Can you restate the records below word for word?
::::::
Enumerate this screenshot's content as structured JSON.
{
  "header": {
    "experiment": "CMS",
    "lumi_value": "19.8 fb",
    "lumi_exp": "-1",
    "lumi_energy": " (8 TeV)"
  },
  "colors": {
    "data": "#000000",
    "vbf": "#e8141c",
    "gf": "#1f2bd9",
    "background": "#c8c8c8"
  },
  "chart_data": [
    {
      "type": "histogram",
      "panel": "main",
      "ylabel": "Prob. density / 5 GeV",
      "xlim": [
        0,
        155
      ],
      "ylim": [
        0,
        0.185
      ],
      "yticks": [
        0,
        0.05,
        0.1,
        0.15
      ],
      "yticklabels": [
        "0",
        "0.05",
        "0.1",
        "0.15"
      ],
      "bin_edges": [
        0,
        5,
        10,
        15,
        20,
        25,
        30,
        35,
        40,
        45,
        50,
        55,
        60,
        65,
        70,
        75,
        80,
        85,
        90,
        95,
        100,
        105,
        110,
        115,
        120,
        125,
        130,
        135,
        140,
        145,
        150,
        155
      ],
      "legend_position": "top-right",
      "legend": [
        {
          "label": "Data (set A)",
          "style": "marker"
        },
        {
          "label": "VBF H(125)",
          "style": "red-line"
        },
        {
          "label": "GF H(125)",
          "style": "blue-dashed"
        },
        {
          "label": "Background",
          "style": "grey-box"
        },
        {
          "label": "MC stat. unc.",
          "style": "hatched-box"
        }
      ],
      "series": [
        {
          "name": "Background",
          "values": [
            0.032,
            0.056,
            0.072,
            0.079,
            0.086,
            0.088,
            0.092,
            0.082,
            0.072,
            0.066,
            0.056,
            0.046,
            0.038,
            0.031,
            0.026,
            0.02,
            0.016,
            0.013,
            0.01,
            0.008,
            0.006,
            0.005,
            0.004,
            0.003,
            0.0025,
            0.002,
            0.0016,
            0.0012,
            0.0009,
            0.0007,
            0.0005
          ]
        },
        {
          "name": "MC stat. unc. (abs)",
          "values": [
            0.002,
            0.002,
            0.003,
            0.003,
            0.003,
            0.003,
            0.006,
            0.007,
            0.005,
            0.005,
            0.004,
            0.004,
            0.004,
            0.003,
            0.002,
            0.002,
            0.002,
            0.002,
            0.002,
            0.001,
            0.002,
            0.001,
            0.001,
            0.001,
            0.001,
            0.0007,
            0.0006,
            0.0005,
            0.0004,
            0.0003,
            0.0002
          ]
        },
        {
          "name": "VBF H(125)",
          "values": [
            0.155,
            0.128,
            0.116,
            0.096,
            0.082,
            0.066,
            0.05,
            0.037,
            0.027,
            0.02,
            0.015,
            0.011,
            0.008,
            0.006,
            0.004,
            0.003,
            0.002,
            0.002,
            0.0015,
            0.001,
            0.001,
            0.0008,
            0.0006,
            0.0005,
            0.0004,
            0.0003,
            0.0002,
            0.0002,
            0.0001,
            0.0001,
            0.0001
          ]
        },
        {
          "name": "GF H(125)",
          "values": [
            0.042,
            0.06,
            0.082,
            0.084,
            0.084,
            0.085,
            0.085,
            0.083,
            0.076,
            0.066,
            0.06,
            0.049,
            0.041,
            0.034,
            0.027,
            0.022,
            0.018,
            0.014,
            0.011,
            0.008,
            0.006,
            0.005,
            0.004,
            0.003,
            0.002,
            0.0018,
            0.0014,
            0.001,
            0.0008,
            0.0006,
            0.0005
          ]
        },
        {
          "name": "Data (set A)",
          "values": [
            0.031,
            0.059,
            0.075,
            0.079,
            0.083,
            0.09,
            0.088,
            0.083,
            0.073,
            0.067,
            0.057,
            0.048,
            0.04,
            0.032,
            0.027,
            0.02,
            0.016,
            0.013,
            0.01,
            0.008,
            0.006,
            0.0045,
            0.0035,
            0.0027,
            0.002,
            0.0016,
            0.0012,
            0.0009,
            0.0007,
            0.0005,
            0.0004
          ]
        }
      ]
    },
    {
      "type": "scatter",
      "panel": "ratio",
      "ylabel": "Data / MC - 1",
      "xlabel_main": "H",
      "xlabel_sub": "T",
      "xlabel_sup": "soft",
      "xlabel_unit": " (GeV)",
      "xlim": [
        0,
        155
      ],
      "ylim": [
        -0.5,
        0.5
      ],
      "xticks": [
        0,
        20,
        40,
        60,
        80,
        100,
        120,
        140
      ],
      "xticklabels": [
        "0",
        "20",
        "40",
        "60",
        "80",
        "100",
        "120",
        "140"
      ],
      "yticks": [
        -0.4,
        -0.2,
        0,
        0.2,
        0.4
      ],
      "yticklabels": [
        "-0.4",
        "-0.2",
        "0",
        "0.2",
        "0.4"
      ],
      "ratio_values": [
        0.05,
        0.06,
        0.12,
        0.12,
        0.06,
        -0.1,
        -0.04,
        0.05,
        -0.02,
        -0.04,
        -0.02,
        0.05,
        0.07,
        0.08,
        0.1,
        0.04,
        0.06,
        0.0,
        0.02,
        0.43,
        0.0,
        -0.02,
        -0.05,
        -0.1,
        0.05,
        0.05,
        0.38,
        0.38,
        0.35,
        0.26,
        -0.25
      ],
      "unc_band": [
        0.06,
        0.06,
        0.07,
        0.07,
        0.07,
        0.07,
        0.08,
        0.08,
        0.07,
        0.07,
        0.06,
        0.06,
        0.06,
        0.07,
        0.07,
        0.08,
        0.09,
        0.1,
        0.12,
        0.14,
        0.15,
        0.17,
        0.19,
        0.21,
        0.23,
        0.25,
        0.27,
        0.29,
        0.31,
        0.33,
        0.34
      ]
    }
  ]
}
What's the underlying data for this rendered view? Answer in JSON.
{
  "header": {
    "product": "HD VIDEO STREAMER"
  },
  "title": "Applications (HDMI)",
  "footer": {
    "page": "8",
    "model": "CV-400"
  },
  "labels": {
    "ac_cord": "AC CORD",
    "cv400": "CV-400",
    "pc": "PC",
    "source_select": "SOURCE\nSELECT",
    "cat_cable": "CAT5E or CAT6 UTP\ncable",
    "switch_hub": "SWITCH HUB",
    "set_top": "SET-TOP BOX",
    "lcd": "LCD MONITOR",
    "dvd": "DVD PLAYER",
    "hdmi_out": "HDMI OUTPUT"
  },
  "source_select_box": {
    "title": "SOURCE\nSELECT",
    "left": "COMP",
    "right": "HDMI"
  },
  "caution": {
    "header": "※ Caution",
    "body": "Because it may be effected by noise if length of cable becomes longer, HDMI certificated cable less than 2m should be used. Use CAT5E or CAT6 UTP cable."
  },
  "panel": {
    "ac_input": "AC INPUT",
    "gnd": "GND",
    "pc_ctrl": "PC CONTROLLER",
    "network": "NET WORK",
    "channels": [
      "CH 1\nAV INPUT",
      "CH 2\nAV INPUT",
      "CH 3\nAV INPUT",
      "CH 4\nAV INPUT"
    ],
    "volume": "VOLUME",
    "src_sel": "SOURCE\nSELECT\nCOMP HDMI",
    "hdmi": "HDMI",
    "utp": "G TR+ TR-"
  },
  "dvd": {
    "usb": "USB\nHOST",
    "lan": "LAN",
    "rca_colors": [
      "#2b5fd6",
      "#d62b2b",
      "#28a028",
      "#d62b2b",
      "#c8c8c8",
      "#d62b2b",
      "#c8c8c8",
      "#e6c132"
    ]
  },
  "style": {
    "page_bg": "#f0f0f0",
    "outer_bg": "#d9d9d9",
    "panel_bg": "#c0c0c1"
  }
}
::::::
_Response:_
Enumerate this screenshot's content as structured JSON.
{
  "header": {
    "experiment": "CMS",
    "lumi_value": "19.8 fb",
    "lumi_exp": "-1",
    "lumi_energy": " (8 TeV)"
  },
  "colors": {
    "data": "#000000",
    "vbf": "#e8141c",
    "gf": "#1f2bd9",
    "background": "#c8c8c8"
  },
  "chart_data": [
    {
      "type": "histogram",
      "panel": "main",
      "ylabel": "Prob. density / 5 GeV",
      "xlim": [
        0,
        155
      ],
      "ylim": [
        0,
        0.185
      ],
      "yticks": [
        0,
        0.05,
        0.1,
        0.15
      ],
      "yticklabels": [
        "0",
        "0.05",
        "0.1",
        "0.15"
      ],
      "bin_edges": [
        0,
        5,
        10,
        15,
        20,
        25,
        30,
        35,
        40,
        45,
        50,
        55,
        60,
        65,
        70,
        75,
        80,
        85,
        90,
        95,
        100,
        105,
        110,
        115,
        120,
        125,
        130,
        135,
        140,
        145,
        150,
        155
      ],
      "legend_position": "top-right",
      "legend": [
        {
          "label": "Data (set A)",
          "style": "marker"
        },
        {
          "label": "VBF H(125)",
          "style": "red-line"
        },
        {
          "label": "GF H(125)",
          "style": "blue-dashed"
        },
        {
          "label": "Background",
          "style": "grey-box"
        },
        {
          "label": "MC stat. unc.",
          "style": "hatched-box"
        }
      ],
      "series": [
        {
          "name": "Background",
          "values": [
            0.032,
            0.056,
            0.072,
            0.079,
            0.086,
            0.088,
            0.092,
            0.082,
            0.072,
            0.066,
            0.056,
            0.046,
            0.038,
            0.031,
            0.026,
            0.02,
            0.016,
            0.013,
            0.01,
            0.008,
            0.006,
            0.005,
            0.004,
            0.003,
            0.0025,
            0.002,
            0.0016,
            0.0012,
            0.0009,
            0.0007,
            0.0005
          ]
        },
        {
          "name": "MC stat. unc. (abs)",
          "values": [
            0.002,
            0.002,
            0.003,
            0.003,
            0.003,
            0.003,
            0.006,
            0.007,
            0.005,
            0.005,
            0.004,
            0.004,
            0.004,
            0.003,
            0.002,
            0.002,
            0.002,
            0.002,
            0.002,
            0.001,
            0.002,
            0.001,
            0.001,
            0.001,
            0.001,
            0.0007,
            0.0006,
            0.0005,
            0.0004,
            0.0003,
            0.0002
          ]
        },
        {
          "name": "VBF H(125)",
          "values": [
            0.155,
            0.128,
            0.116,
            0.096,
            0.082,
            0.066,
            0.05,
            0.037,
            0.027,
            0.02,
            0.015,
            0.011,
            0.008,
            0.006,
            0.004,
            0.003,
            0.002,
            0.002,
            0.0015,
            0.001,
            0.001,
            0.0008,
            0.0006,
            0.0005,
            0.0004,
            0.0003,
            0.0002,
            0.0002,
            0.0001,
            0.0001,
            0.0001
          ]
        },
        {
          "name": "GF H(125)",
          "values": [
            0.042,
            0.06,
            0.082,
            0.084,
            0.084,
            0.085,
            0.085,
            0.083,
            0.076,
            0.066,
            0.06,
            0.049,
            0.041,
            0.034,
            0.027,
            0.022,
            0.018,
            0.014,
            0.011,
            0.008,
            0.006,
            0.005,
            0.004,
            0.003,
            0.002,
            0.0018,
            0.0014,
            0.001,
            0.0008,
            0.0006,
            0.0005
          ]
        },
        {
          "name": "Data (set A)",
          "values": [
            0.031,
            0.059,
            0.075,
            0.079,
            0.083,
            0.09,
            0.088,
            0.083,
            0.073,
            0.067,
            0.057,
            0.048,
            0.04,
            0.032,
            0.027,
            0.02,
            0.016,
            0.013,
            0.01,
            0.008,
            0.006,
            0.0045,
            0.0035,
            0.0027,
            0.002,
            0.0016,
            0.0012,
            0.0009,
            0.0007,
            0.0005,
            0.0004
          ]
        }
      ]
    },
    {
      "type": "scatter",
      "panel": "ratio",
      "ylabel": "Data / MC - 1",
      "xlabel_main": "H",
      "xlabel_sub": "T",
      "xlabel_sup": "soft",
      "xlabel_unit": " (GeV)",
      "xlim": [
        0,
        155
      ],
      "ylim": [
        -0.5,
        0.5
      ],
      "xticks": [
        0,
        20,
        40,
        60,
        80,
        100,
        120,
        140
      ],
      "xticklabels": [
        "0",
        "20",
        "40",
        "60",
        "80",
        "100",
        "120",
        "140"
      ],
      "yticks": [
        -0.4,
        -0.2,
        0,
        0.2,
        0.4
      ],
      "yticklabels": [
        "-0.4",
        "-0.2",
        "0",
        "0.2",
        "0.4"
      ],
      "ratio_values": [
        0.05,
        0.06,
        0.12,
        0.12,
        0.06,
        -0.1,
        -0.04,
        0.05,
        -0.02,
        -0.04,
        -0.02,
        0.05,
        0.07,
        0.08,
        0.1,
        0.04,
        0.06,
        0.0,
        0.02,
        0.43,
        0.0,
        -0.02,
        -0.05,
        -0.1,
        0.05,
        0.05,
        0.38,
        0.38,
        0.35,
        0.26,
        -0.25
      ],
      "unc_band": [
        0.06,
        0.06,
        0.07,
        0.07,
        0.07,
        0.07,
        0.08,
        0.08,
        0.07,
        0.07,
        0.06,
        0.06,
        0.06,
        0.07,
        0.07,
        0.08,
        0.09,
        0.1,
        0.12,
        0.14,
        0.15,
        0.17,
        0.19,
        0.21,
        0.23,
        0.25,
        0.27,
        0.29,
        0.31,
        0.33,
        0.34
      ]
    }
  ]
}
What's the underlying data for this rendered view? Answer in JSON.
{
  "header": {
    "product": "HD VIDEO STREAMER"
  },
  "title": "Applications (HDMI)",
  "footer": {
    "page": "8",
    "model": "CV-400"
  },
  "labels": {
    "ac_cord": "AC CORD",
    "cv400": "CV-400",
    "pc": "PC",
    "source_select": "SOURCE\nSELECT",
    "cat_cable": "CAT5E or CAT6 UTP\ncable",
    "switch_hub": "SWITCH HUB",
    "set_top": "SET-TOP BOX",
    "lcd": "LCD MONITOR",
    "dvd": "DVD PLAYER",
    "hdmi_out": "HDMI OUTPUT"
  },
  "source_select_box": {
    "title": "SOURCE\nSELECT",
    "left": "COMP",
    "right": "HDMI"
  },
  "caution": {
    "header": "※ Caution",
    "body": "Because it may be effected by noise if length of cable becomes longer, HDMI certificated cable less than 2m should be used. Use CAT5E or CAT6 UTP cable."
  },
  "panel": {
    "ac_input": "AC INPUT",
    "gnd": "GND",
    "pc_ctrl": "PC CONTROLLER",
    "network": "NET WORK",
    "channels": [
      "CH 1\nAV INPUT",
      "CH 2\nAV INPUT",
      "CH 3\nAV INPUT",
      "CH 4\nAV INPUT"
    ],
    "volume": "VOLUME",
    "src_sel": "SOURCE\nSELECT\nCOMP HDMI",
    "hdmi": "HDMI",
    "utp": "G TR+ TR-"
  },
  "dvd": {
    "usb": "USB\nHOST",
    "lan": "LAN",
    "rca_colors": [
      "#2b5fd6",
      "#d62b2b",
      "#28a028",
      "#d62b2b",
      "#c8c8c8",
      "#d62b2b",
      "#c8c8c8",
      "#e6c132"
    ]
  },
  "style": {
    "page_bg": "#f0f0f0",
    "outer_bg": "#d9d9d9",
    "panel_bg": "#c0c0c1"
  }
}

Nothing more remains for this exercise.